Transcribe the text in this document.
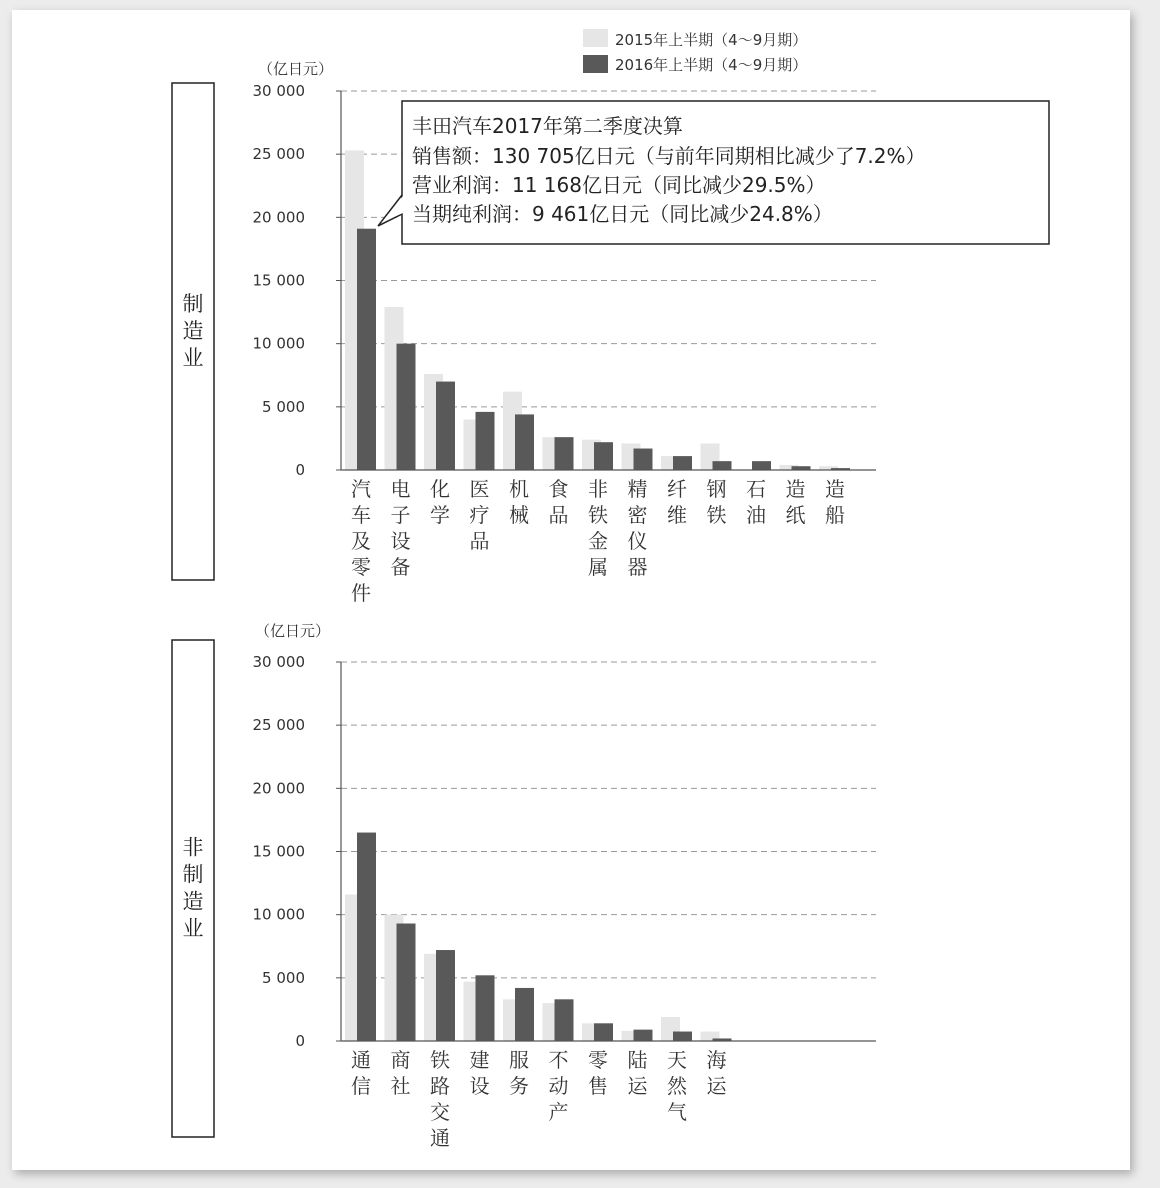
2015年上半期（4～9月期）
2016年上半期（4～9月期）
（亿日元）
（亿日元）
30 000
25 000
20 000
15 000
10 000
5 000
0
汽
车
及
零
件
电
子
设
备
化
学
医
疗
品
机
械
食
品
非
铁
金
属
精
密
仪
器
纤
维
钢
铁
石
油
造
纸
造
船
制
造
业
30 000
25 000
20 000
15 000
10 000
5 000
0
通
信
商
社
铁
路
交
通
建
设
服
务
不
动
产
零
售
陆
运
天
然
气
海
运
非
制
造
业
丰田汽车2017年第二季度决算
销售额：130 705亿日元（与前年同期相比减少了7.2%）
营业利润：11 168亿日元（同比减少29.5%）
当期纯利润：9 461亿日元（同比减少24.8%）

◆ ◆ ◆ ◆ ◆ ◆ ◆

• **Problem statement**: Go through the listing above and quote it exactly, apart from its images.

• **The reply**:
Transcribe the text in this document.
2015年上半期（4～9月期）
2016年上半期（4～9月期）
（亿日元）
（亿日元）
30 000
25 000
20 000
15 000
10 000
5 000
0
汽
车
及
零
件
电
子
设
备
化
学
医
疗
品
机
械
食
品
非
铁
金
属
精
密
仪
器
纤
维
钢
铁
石
油
造
纸
造
船
制
造
业
30 000
25 000
20 000
15 000
10 000
5 000
0
通
信
商
社
铁
路
交
通
建
设
服
务
不
动
产
零
售
陆
运
天
然
气
海
运
非
制
造
业
丰田汽车2017年第二季度决算
销售额：130 705亿日元（与前年同期相比减少了7.2%）
营业利润：11 168亿日元（同比减少29.5%）
当期纯利润：9 461亿日元（同比减少24.8%）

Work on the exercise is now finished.